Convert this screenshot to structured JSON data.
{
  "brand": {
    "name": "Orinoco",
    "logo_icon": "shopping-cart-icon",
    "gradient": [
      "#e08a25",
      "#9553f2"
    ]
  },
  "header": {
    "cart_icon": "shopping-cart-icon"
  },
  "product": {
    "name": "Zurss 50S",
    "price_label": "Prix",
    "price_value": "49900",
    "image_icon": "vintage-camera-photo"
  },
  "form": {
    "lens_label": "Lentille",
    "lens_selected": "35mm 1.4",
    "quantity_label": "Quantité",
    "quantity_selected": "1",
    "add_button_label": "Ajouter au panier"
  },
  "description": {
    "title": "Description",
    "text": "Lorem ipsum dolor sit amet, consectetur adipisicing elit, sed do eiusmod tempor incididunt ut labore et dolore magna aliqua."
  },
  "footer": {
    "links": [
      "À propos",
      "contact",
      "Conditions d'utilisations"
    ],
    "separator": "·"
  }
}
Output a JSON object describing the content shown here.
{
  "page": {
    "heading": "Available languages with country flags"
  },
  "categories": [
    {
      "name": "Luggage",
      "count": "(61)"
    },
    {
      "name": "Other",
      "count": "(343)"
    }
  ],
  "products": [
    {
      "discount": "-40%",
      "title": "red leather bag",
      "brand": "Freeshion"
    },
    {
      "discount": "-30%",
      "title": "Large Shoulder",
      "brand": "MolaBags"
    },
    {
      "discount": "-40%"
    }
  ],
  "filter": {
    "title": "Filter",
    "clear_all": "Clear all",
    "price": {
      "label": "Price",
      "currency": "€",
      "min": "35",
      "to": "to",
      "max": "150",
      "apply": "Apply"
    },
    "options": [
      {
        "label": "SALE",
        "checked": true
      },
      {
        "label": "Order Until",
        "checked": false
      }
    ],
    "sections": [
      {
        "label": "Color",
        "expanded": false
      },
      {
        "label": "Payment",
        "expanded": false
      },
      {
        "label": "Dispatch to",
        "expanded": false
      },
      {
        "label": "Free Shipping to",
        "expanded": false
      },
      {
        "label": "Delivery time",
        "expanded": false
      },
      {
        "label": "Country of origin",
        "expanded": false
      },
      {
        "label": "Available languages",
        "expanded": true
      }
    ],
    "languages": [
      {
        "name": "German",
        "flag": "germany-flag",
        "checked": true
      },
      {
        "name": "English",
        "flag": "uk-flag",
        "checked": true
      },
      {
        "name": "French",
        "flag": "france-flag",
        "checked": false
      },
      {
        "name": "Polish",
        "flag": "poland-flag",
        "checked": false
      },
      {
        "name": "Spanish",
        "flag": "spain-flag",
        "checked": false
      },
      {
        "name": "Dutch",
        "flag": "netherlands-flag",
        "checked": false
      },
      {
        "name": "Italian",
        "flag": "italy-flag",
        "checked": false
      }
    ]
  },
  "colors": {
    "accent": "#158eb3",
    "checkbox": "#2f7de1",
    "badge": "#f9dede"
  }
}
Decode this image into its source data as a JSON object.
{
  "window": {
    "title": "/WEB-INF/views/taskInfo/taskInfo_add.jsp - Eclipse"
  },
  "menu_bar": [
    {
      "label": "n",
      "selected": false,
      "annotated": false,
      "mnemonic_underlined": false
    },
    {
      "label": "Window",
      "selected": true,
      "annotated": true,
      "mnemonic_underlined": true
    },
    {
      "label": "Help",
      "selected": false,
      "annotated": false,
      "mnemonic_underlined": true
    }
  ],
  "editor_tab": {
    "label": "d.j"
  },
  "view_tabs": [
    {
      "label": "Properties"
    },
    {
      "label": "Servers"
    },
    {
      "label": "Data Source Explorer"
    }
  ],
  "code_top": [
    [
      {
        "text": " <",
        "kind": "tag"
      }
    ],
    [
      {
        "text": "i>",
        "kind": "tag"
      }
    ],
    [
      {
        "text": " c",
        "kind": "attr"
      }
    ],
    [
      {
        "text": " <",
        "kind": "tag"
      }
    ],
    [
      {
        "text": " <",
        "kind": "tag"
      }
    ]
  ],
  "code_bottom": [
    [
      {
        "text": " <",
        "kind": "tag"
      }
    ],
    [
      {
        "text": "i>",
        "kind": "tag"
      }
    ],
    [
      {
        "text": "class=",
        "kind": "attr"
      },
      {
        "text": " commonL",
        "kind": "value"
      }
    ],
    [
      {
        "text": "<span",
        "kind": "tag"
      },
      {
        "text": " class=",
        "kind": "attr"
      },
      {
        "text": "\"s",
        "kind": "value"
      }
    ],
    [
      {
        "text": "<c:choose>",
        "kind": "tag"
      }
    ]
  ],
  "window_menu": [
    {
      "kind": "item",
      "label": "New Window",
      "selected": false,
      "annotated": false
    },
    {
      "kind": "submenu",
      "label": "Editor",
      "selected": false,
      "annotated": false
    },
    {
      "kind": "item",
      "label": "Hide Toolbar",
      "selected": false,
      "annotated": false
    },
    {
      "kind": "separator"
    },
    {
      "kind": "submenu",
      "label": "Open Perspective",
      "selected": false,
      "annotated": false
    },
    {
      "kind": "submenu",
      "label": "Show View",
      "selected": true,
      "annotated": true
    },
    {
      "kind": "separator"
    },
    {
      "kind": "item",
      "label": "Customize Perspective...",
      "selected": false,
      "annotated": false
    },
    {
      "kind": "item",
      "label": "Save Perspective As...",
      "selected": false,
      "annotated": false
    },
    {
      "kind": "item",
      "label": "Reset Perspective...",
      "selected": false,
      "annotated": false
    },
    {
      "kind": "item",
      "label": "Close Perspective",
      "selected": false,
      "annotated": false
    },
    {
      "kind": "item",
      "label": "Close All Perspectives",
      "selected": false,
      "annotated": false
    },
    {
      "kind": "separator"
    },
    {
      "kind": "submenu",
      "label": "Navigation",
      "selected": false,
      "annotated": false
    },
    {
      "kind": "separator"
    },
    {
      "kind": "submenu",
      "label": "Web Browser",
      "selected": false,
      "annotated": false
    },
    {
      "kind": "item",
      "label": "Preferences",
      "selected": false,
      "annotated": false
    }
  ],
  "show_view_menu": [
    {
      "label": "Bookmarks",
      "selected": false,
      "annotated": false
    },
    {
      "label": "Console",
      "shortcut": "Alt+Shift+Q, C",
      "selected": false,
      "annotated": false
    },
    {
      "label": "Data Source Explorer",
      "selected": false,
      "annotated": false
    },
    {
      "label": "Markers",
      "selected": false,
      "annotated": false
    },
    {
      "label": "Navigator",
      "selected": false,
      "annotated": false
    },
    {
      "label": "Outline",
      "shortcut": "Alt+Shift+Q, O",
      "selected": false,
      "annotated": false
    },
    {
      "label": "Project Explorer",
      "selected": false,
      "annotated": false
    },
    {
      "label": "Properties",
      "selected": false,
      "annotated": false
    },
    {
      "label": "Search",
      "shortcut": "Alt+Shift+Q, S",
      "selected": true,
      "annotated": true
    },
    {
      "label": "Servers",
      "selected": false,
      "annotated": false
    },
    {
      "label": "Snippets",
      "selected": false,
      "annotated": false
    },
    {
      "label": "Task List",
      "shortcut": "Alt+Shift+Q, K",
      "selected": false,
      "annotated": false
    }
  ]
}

[EXERCISE INSTRUCTIONS]:
All records above must be set down exactly, please.

[EXERCISE ANSWER]:
Convert this screenshot to structured JSON data.
{
  "brand": {
    "name": "Orinoco",
    "logo_icon": "shopping-cart-icon",
    "gradient": [
      "#e08a25",
      "#9553f2"
    ]
  },
  "header": {
    "cart_icon": "shopping-cart-icon"
  },
  "product": {
    "name": "Zurss 50S",
    "price_label": "Prix",
    "price_value": "49900",
    "image_icon": "vintage-camera-photo"
  },
  "form": {
    "lens_label": "Lentille",
    "lens_selected": "35mm 1.4",
    "quantity_label": "Quantité",
    "quantity_selected": "1",
    "add_button_label": "Ajouter au panier"
  },
  "description": {
    "title": "Description",
    "text": "Lorem ipsum dolor sit amet, consectetur adipisicing elit, sed do eiusmod tempor incididunt ut labore et dolore magna aliqua."
  },
  "footer": {
    "links": [
      "À propos",
      "contact",
      "Conditions d'utilisations"
    ],
    "separator": "·"
  }
}
Output a JSON object describing the content shown here.
{
  "page": {
    "heading": "Available languages with country flags"
  },
  "categories": [
    {
      "name": "Luggage",
      "count": "(61)"
    },
    {
      "name": "Other",
      "count": "(343)"
    }
  ],
  "products": [
    {
      "discount": "-40%",
      "title": "red leather bag",
      "brand": "Freeshion"
    },
    {
      "discount": "-30%",
      "title": "Large Shoulder",
      "brand": "MolaBags"
    },
    {
      "discount": "-40%"
    }
  ],
  "filter": {
    "title": "Filter",
    "clear_all": "Clear all",
    "price": {
      "label": "Price",
      "currency": "€",
      "min": "35",
      "to": "to",
      "max": "150",
      "apply": "Apply"
    },
    "options": [
      {
        "label": "SALE",
        "checked": true
      },
      {
        "label": "Order Until",
        "checked": false
      }
    ],
    "sections": [
      {
        "label": "Color",
        "expanded": false
      },
      {
        "label": "Payment",
        "expanded": false
      },
      {
        "label": "Dispatch to",
        "expanded": false
      },
      {
        "label": "Free Shipping to",
        "expanded": false
      },
      {
        "label": "Delivery time",
        "expanded": false
      },
      {
        "label": "Country of origin",
        "expanded": false
      },
      {
        "label": "Available languages",
        "expanded": true
      }
    ],
    "languages": [
      {
        "name": "German",
        "flag": "germany-flag",
        "checked": true
      },
      {
        "name": "English",
        "flag": "uk-flag",
        "checked": true
      },
      {
        "name": "French",
        "flag": "france-flag",
        "checked": false
      },
      {
        "name": "Polish",
        "flag": "poland-flag",
        "checked": false
      },
      {
        "name": "Spanish",
        "flag": "spain-flag",
        "checked": false
      },
      {
        "name": "Dutch",
        "flag": "netherlands-flag",
        "checked": false
      },
      {
        "name": "Italian",
        "flag": "italy-flag",
        "checked": false
      }
    ]
  },
  "colors": {
    "accent": "#158eb3",
    "checkbox": "#2f7de1",
    "badge": "#f9dede"
  }
}
Decode this image into its source data as a JSON object.
{
  "window": {
    "title": "/WEB-INF/views/taskInfo/taskInfo_add.jsp - Eclipse"
  },
  "menu_bar": [
    {
      "label": "n",
      "selected": false,
      "annotated": false,
      "mnemonic_underlined": false
    },
    {
      "label": "Window",
      "selected": true,
      "annotated": true,
      "mnemonic_underlined": true
    },
    {
      "label": "Help",
      "selected": false,
      "annotated": false,
      "mnemonic_underlined": true
    }
  ],
  "editor_tab": {
    "label": "d.j"
  },
  "view_tabs": [
    {
      "label": "Properties"
    },
    {
      "label": "Servers"
    },
    {
      "label": "Data Source Explorer"
    }
  ],
  "code_top": [
    [
      {
        "text": " <",
        "kind": "tag"
      }
    ],
    [
      {
        "text": "i>",
        "kind": "tag"
      }
    ],
    [
      {
        "text": " c",
        "kind": "attr"
      }
    ],
    [
      {
        "text": " <",
        "kind": "tag"
      }
    ],
    [
      {
        "text": " <",
        "kind": "tag"
      }
    ]
  ],
  "code_bottom": [
    [
      {
        "text": " <",
        "kind": "tag"
      }
    ],
    [
      {
        "text": "i>",
        "kind": "tag"
      }
    ],
    [
      {
        "text": "class=",
        "kind": "attr"
      },
      {
        "text": " commonL",
        "kind": "value"
      }
    ],
    [
      {
        "text": "<span",
        "kind": "tag"
      },
      {
        "text": " class=",
        "kind": "attr"
      },
      {
        "text": "\"s",
        "kind": "value"
      }
    ],
    [
      {
        "text": "<c:choose>",
        "kind": "tag"
      }
    ]
  ],
  "window_menu": [
    {
      "kind": "item",
      "label": "New Window",
      "selected": false,
      "annotated": false
    },
    {
      "kind": "submenu",
      "label": "Editor",
      "selected": false,
      "annotated": false
    },
    {
      "kind": "item",
      "label": "Hide Toolbar",
      "selected": false,
      "annotated": false
    },
    {
      "kind": "separator"
    },
    {
      "kind": "submenu",
      "label": "Open Perspective",
      "selected": false,
      "annotated": false
    },
    {
      "kind": "submenu",
      "label": "Show View",
      "selected": true,
      "annotated": true
    },
    {
      "kind": "separator"
    },
    {
      "kind": "item",
      "label": "Customize Perspective...",
      "selected": false,
      "annotated": false
    },
    {
      "kind": "item",
      "label": "Save Perspective As...",
      "selected": false,
      "annotated": false
    },
    {
      "kind": "item",
      "label": "Reset Perspective...",
      "selected": false,
      "annotated": false
    },
    {
      "kind": "item",
      "label": "Close Perspective",
      "selected": false,
      "annotated": false
    },
    {
      "kind": "item",
      "label": "Close All Perspectives",
      "selected": false,
      "annotated": false
    },
    {
      "kind": "separator"
    },
    {
      "kind": "submenu",
      "label": "Navigation",
      "selected": false,
      "annotated": false
    },
    {
      "kind": "separator"
    },
    {
      "kind": "submenu",
      "label": "Web Browser",
      "selected": false,
      "annotated": false
    },
    {
      "kind": "item",
      "label": "Preferences",
      "selected": false,
      "annotated": false
    }
  ],
  "show_view_menu": [
    {
      "label": "Bookmarks",
      "selected": false,
      "annotated": false
    },
    {
      "label": "Console",
      "shortcut": "Alt+Shift+Q, C",
      "selected": false,
      "annotated": false
    },
    {
      "label": "Data Source Explorer",
      "selected": false,
      "annotated": false
    },
    {
      "label": "Markers",
      "selected": false,
      "annotated": false
    },
    {
      "label": "Navigator",
      "selected": false,
      "annotated": false
    },
    {
      "label": "Outline",
      "shortcut": "Alt+Shift+Q, O",
      "selected": false,
      "annotated": false
    },
    {
      "label": "Project Explorer",
      "selected": false,
      "annotated": false
    },
    {
      "label": "Properties",
      "selected": false,
      "annotated": false
    },
    {
      "label": "Search",
      "shortcut": "Alt+Shift+Q, S",
      "selected": true,
      "annotated": true
    },
    {
      "label": "Servers",
      "selected": false,
      "annotated": false
    },
    {
      "label": "Snippets",
      "selected": false,
      "annotated": false
    },
    {
      "label": "Task List",
      "shortcut": "Alt+Shift+Q, K",
      "selected": false,
      "annotated": false
    }
  ]
}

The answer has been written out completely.